## Exercise details
Take each line containing "forms" and report it exactly as written.

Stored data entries
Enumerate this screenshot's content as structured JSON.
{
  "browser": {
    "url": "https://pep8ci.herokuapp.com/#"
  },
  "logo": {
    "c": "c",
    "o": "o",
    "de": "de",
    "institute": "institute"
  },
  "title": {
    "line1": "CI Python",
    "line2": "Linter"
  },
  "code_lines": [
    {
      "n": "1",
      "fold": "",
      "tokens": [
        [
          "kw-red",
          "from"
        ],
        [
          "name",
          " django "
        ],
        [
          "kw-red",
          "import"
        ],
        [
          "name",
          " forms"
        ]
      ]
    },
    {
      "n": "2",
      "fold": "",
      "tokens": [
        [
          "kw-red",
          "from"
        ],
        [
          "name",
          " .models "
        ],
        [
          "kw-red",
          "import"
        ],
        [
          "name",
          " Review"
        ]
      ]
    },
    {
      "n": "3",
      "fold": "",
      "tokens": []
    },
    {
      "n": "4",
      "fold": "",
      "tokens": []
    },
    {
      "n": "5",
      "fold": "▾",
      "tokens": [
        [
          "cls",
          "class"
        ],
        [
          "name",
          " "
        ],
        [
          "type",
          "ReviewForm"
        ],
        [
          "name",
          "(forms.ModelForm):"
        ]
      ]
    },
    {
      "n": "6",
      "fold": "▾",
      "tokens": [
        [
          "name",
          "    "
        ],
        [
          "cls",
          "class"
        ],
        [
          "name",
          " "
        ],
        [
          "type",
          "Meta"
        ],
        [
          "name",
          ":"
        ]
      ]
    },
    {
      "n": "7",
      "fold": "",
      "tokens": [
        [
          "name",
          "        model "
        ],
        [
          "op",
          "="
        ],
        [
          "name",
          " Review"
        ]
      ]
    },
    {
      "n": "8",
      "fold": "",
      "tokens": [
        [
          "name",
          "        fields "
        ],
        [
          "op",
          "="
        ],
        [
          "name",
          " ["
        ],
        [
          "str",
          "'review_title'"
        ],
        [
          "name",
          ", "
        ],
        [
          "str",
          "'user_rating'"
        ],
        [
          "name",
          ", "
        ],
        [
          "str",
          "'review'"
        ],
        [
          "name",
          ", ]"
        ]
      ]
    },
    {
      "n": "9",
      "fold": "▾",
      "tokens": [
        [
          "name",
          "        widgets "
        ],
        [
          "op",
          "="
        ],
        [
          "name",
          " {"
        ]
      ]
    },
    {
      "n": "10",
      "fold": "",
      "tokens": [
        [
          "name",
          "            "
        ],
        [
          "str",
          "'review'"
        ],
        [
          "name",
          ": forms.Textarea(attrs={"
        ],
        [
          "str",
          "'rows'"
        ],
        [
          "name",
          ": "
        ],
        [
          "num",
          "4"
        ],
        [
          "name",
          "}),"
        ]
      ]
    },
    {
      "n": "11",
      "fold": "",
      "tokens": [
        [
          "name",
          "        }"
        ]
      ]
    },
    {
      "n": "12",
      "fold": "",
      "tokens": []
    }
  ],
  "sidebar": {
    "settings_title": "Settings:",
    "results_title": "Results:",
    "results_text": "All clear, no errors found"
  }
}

## Finished task
          " forms"
          "(forms.ModelForm):"
          ": forms.Textarea(attrs={"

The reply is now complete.